- [EXERCISE] Rewrite every line of the listing below as a Markdown table with two columns, Row and Text, numbering the rows and skipping any blank lines.

- [RECORDS TO USE]
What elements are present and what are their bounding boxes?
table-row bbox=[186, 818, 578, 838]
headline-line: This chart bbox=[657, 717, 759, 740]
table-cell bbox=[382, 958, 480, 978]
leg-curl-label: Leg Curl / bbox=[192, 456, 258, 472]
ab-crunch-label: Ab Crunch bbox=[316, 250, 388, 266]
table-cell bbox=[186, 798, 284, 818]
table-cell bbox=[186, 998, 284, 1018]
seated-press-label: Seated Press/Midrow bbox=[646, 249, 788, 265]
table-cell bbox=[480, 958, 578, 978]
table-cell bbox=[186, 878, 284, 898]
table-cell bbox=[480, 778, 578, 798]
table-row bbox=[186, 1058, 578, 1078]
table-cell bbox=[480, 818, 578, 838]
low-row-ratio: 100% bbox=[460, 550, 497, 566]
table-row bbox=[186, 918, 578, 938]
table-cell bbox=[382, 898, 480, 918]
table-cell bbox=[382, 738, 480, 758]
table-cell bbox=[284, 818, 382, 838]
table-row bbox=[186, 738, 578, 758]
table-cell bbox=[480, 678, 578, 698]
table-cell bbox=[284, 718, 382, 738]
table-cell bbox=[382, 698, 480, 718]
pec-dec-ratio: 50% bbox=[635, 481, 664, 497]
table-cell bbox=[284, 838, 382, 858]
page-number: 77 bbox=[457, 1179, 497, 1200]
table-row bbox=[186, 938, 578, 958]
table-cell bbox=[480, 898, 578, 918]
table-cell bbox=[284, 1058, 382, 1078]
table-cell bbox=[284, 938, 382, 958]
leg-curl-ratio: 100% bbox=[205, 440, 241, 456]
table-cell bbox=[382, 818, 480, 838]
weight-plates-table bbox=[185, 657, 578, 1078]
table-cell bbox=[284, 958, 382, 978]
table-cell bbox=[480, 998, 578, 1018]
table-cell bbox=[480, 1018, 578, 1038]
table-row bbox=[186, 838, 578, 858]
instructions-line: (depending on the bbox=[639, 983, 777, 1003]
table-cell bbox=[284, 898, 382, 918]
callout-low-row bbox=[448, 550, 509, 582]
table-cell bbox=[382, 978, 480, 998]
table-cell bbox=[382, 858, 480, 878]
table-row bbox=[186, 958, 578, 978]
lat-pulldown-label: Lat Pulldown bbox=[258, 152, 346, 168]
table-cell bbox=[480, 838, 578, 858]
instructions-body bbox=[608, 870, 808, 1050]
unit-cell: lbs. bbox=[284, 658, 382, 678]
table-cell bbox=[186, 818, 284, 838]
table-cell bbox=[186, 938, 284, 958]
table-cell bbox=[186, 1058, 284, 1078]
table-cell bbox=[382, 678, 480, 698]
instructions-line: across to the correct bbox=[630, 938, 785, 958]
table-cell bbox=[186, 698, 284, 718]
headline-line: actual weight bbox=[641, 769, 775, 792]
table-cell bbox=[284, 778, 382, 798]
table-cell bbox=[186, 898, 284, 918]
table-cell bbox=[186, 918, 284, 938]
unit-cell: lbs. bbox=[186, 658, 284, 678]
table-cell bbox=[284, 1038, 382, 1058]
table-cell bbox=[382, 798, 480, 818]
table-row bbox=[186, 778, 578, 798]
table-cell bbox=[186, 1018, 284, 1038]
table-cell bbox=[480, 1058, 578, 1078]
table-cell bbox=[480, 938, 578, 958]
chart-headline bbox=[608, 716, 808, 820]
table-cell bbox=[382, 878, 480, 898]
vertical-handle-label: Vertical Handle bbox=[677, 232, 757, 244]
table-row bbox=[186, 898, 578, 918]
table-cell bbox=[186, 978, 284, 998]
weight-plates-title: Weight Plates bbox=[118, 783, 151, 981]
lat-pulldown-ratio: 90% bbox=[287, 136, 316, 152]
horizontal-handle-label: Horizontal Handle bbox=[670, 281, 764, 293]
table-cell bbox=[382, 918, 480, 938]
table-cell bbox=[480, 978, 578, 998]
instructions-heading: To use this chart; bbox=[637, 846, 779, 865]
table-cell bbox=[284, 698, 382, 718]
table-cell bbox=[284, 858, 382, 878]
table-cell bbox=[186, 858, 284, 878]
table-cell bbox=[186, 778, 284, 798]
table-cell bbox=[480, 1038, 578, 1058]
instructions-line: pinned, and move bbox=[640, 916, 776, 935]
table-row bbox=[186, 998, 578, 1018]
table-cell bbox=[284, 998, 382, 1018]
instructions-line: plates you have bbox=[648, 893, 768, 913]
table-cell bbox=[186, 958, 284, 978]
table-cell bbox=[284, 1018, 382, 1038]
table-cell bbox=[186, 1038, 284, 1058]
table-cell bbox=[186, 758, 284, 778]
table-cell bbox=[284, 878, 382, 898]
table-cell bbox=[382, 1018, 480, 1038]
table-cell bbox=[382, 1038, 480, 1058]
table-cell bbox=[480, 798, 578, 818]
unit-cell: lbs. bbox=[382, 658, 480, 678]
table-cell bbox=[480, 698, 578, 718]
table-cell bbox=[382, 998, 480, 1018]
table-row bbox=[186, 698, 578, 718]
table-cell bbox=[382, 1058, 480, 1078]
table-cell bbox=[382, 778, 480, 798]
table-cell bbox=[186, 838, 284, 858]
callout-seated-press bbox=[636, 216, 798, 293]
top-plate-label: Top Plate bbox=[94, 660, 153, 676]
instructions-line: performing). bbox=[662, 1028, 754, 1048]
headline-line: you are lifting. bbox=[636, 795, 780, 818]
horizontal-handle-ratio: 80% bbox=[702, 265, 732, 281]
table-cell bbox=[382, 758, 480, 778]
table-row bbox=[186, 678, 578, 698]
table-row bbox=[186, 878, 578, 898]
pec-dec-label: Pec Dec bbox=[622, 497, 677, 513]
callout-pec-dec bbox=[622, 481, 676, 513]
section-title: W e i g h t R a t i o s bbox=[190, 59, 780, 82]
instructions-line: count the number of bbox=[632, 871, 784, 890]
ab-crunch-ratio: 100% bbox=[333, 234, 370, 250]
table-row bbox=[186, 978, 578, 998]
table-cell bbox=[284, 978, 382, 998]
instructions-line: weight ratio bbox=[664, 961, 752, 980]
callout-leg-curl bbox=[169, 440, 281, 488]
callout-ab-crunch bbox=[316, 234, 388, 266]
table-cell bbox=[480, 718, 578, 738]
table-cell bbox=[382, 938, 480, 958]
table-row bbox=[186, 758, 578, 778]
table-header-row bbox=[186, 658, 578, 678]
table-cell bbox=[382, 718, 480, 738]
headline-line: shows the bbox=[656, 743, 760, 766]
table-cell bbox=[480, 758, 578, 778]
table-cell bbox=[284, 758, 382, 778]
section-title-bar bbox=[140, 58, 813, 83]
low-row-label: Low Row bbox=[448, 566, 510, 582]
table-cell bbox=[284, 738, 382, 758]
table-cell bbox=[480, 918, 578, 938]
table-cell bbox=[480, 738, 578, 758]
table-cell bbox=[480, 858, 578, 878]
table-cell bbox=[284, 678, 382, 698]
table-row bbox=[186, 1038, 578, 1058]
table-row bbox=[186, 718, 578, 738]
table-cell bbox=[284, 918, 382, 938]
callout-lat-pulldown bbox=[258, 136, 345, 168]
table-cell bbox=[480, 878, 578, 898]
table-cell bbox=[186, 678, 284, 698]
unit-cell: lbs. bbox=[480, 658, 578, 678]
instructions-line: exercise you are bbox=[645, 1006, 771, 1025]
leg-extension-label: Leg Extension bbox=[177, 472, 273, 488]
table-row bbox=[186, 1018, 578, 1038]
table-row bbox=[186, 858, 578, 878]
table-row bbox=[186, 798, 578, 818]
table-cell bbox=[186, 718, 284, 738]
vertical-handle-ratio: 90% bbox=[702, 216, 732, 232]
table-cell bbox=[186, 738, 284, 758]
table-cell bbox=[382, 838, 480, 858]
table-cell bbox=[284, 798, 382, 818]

- [EXERCISE ANSWER]
| Row | Text |
|---|---|
| 1 | What elements are present and what are their bounding boxes? |
| 2 | table-row bbox=[186, 818, 578, 838] |
| 3 | headline-line: This chart bbox=[657, 717, 759, 740] |
| 4 | table-cell bbox=[382, 958, 480, 978] |
| 5 | leg-curl-label: Leg Curl / bbox=[192, 456, 258, 472] |
| 6 | ab-crunch-label: Ab Crunch bbox=[316, 250, 388, 266] |
| 7 | table-cell bbox=[186, 798, 284, 818] |
| 8 | table-cell bbox=[186, 998, 284, 1018] |
| 9 | seated-press-label: Seated Press/Midrow bbox=[646, 249, 788, 265] |
| 10 | table-cell bbox=[480, 958, 578, 978] |
| 11 | table-cell bbox=[186, 878, 284, 898] |
| 12 | table-cell bbox=[480, 778, 578, 798] |
| 13 | table-row bbox=[186, 1058, 578, 1078] |
| 14 | table-cell bbox=[480, 818, 578, 838] |
| 15 | low-row-ratio: 100% bbox=[460, 550, 497, 566] |
| 16 | table-row bbox=[186, 918, 578, 938] |
| 17 | table-cell bbox=[382, 898, 480, 918] |
| 18 | table-cell bbox=[382, 738, 480, 758] |
| 19 | table-cell bbox=[284, 818, 382, 838] |
| 20 | table-row bbox=[186, 738, 578, 758] |
| 21 | table-cell bbox=[480, 678, 578, 698] |
| 22 | table-cell bbox=[284, 718, 382, 738] |
| 23 | table-cell bbox=[382, 698, 480, 718] |
| 24 | pec-dec-ratio: 50% bbox=[635, 481, 664, 497] |
| 25 | table-cell bbox=[284, 838, 382, 858] |
| 26 | page-number: 77 bbox=[457, 1179, 497, 1200] |
| 27 | table-row bbox=[186, 938, 578, 958] |
| 28 | table-cell bbox=[480, 898, 578, 918] |
| 29 | table-cell bbox=[284, 1058, 382, 1078] |
| 30 | table-cell bbox=[284, 938, 382, 958] |
| 31 | leg-curl-ratio: 100% bbox=[205, 440, 241, 456] |
| 32 | table-cell bbox=[382, 818, 480, 838] |
| 33 | weight-plates-table bbox=[185, 657, 578, 1078] |
| 34 | table-cell bbox=[284, 958, 382, 978] |
| 35 | table-cell bbox=[480, 998, 578, 1018] |
| 36 | table-cell bbox=[480, 1018, 578, 1038] |
| 37 | table-row bbox=[186, 838, 578, 858] |
| 38 | instructions-line: (depending on the bbox=[639, 983, 777, 1003] |
| 39 | table-cell bbox=[284, 898, 382, 918] |
| 40 | callout-low-row bbox=[448, 550, 509, 582] |
| 41 | table-cell bbox=[382, 978, 480, 998] |
| 42 | table-cell bbox=[382, 858, 480, 878] |
| 43 | table-row bbox=[186, 958, 578, 978] |
| 44 | lat-pulldown-label: Lat Pulldown bbox=[258, 152, 346, 168] |
| 45 | table-cell bbox=[480, 838, 578, 858] |
| 46 | instructions-body bbox=[608, 870, 808, 1050] |
| 47 | unit-cell: lbs. bbox=[284, 658, 382, 678] |
| 48 | table-cell bbox=[186, 818, 284, 838] |
| 49 | table-cell bbox=[186, 938, 284, 958] |
| 50 | table-cell bbox=[186, 1058, 284, 1078] |
| 51 | table-cell bbox=[382, 678, 480, 698] |
| 52 | instructions-line: across to the correct bbox=[630, 938, 785, 958] |
| 53 | table-cell bbox=[186, 698, 284, 718] |
| 54 | headline-line: actual weight bbox=[641, 769, 775, 792] |
| 55 | table-cell bbox=[284, 778, 382, 798] |
| 56 | table-cell bbox=[186, 898, 284, 918] |
| 57 | table-cell bbox=[186, 918, 284, 938] |
| 58 | unit-cell: lbs. bbox=[186, 658, 284, 678] |
| 59 | table-cell bbox=[284, 1038, 382, 1058] |
| 60 | table-cell bbox=[382, 798, 480, 818] |
| 61 | table-row bbox=[186, 778, 578, 798] |
| 62 | table-cell bbox=[186, 1018, 284, 1038] |
| 63 | table-cell bbox=[480, 1058, 578, 1078] |
| 64 | table-cell bbox=[480, 938, 578, 958] |
| 65 | chart-headline bbox=[608, 716, 808, 820] |
| 66 | table-cell bbox=[382, 878, 480, 898] |
| 67 | vertical-handle-label: Vertical Handle bbox=[677, 232, 757, 244] |
| 68 | table-row bbox=[186, 898, 578, 918] |
| 69 | table-cell bbox=[186, 978, 284, 998] |
| 70 | weight-plates-title: Weight Plates bbox=[118, 783, 151, 981] |
| 71 | lat-pulldown-ratio: 90% bbox=[287, 136, 316, 152] |
| 72 | horizontal-handle-label: Horizontal Handle bbox=[670, 281, 764, 293] |
| 73 | table-cell bbox=[382, 918, 480, 938] |
| 74 | table-cell bbox=[480, 978, 578, 998] |
| 75 | instructions-heading: To use this chart; bbox=[637, 846, 779, 865] |
| 76 | table-cell bbox=[284, 698, 382, 718] |
| 77 | table-cell bbox=[284, 858, 382, 878] |
| 78 | table-cell bbox=[186, 858, 284, 878] |
| 79 | table-cell bbox=[186, 778, 284, 798] |
| 80 | table-cell bbox=[480, 1038, 578, 1058] |
| 81 | instructions-line: pinned, and move bbox=[640, 916, 776, 935] |
| 82 | table-row bbox=[186, 998, 578, 1018] |
| 83 | table-cell bbox=[284, 998, 382, 1018] |
| 84 | instructions-line: plates you have bbox=[648, 893, 768, 913] |
| 85 | table-cell bbox=[186, 958, 284, 978] |
| 86 | table-cell bbox=[284, 1018, 382, 1038] |
| 87 | table-cell bbox=[186, 1038, 284, 1058] |
| 88 | table-cell bbox=[186, 758, 284, 778] |
| 89 | table-cell bbox=[284, 878, 382, 898] |
| 90 | table-cell bbox=[382, 1018, 480, 1038] |
| 91 | table-cell bbox=[382, 1038, 480, 1058] |
| 92 | table-cell bbox=[480, 798, 578, 818] |
| 93 | unit-cell: lbs. bbox=[382, 658, 480, 678] |
| 94 | table-cell bbox=[480, 698, 578, 718] |
| 95 | table-cell bbox=[382, 998, 480, 1018] |
| 96 | table-row bbox=[186, 698, 578, 718] |
| 97 | table-cell bbox=[382, 1058, 480, 1078] |
| 98 | table-cell bbox=[382, 778, 480, 798] |
| 99 | table-cell bbox=[186, 838, 284, 858] |
| 100 | callout-seated-press bbox=[636, 216, 798, 293] |
| 101 | top-plate-label: Top Plate bbox=[94, 660, 153, 676] |
| 102 | instructions-line: performing). bbox=[662, 1028, 754, 1048] |
| 103 | headline-line: you are lifting. bbox=[636, 795, 780, 818] |
| 104 | horizontal-handle-ratio: 80% bbox=[702, 265, 732, 281] |
| 105 | table-cell bbox=[382, 758, 480, 778] |
| 106 | table-row bbox=[186, 678, 578, 698] |
| 107 | table-row bbox=[186, 878, 578, 898] |
| 108 | pec-dec-label: Pec Dec bbox=[622, 497, 677, 513] |
| 109 | callout-pec-dec bbox=[622, 481, 676, 513] |
| 110 | section-title: W e i g h t R a t i o s bbox=[190, 59, 780, 82] |
| 111 | instructions-line: count the number of bbox=[632, 871, 784, 890] |
| 112 | ab-crunch-ratio: 100% bbox=[333, 234, 370, 250] |
| 113 | table-row bbox=[186, 978, 578, 998] |
| 114 | table-cell bbox=[284, 978, 382, 998] |
| 115 | instructions-line: weight ratio bbox=[664, 961, 752, 980] |
| 116 | callout-leg-curl bbox=[169, 440, 281, 488] |
| 117 | callout-ab-crunch bbox=[316, 234, 388, 266] |
| 118 | table-cell bbox=[480, 718, 578, 738] |
| 119 | table-cell bbox=[382, 938, 480, 958] |
| 120 | table-row bbox=[186, 758, 578, 778] |
| 121 | table-header-row bbox=[186, 658, 578, 678] |
| 122 | table-cell bbox=[382, 718, 480, 738] |
| 123 | headline-line: shows the bbox=[656, 743, 760, 766] |
| 124 | table-cell bbox=[480, 758, 578, 778] |
| 125 | table-cell bbox=[284, 758, 382, 778] |
| 126 | section-title-bar bbox=[140, 58, 813, 83] |
| 127 | low-row-label: Low Row bbox=[448, 566, 510, 582] |
| 128 | table-cell bbox=[284, 738, 382, 758] |
| 129 | table-cell bbox=[480, 918, 578, 938] |
| 130 | table-cell bbox=[480, 738, 578, 758] |
| 131 | table-cell bbox=[480, 858, 578, 878] |
| 132 | table-cell bbox=[284, 678, 382, 698] |
| 133 | table-row bbox=[186, 1038, 578, 1058] |
| 134 | table-row bbox=[186, 718, 578, 738] |
| 135 | table-cell bbox=[284, 918, 382, 938] |
| 136 | callout-lat-pulldown bbox=[258, 136, 345, 168] |
| 137 | table-cell bbox=[480, 878, 578, 898] |
| 138 | table-cell bbox=[186, 678, 284, 698] |
| 139 | unit-cell: lbs. bbox=[480, 658, 578, 678] |
| 140 | instructions-line: exercise you are bbox=[645, 1006, 771, 1025] |
| 141 | leg-extension-label: Leg Extension bbox=[177, 472, 273, 488] |
| 142 | table-row bbox=[186, 1018, 578, 1038] |
| 143 | table-row bbox=[186, 858, 578, 878] |
| 144 | table-row bbox=[186, 798, 578, 818] |
| 145 | table-cell bbox=[186, 718, 284, 738] |
| 146 | vertical-handle-ratio: 90% bbox=[702, 216, 732, 232] |
| 147 | table-cell bbox=[186, 738, 284, 758] |
| 148 | table-cell bbox=[382, 838, 480, 858] |
| 149 | table-cell bbox=[284, 798, 382, 818] |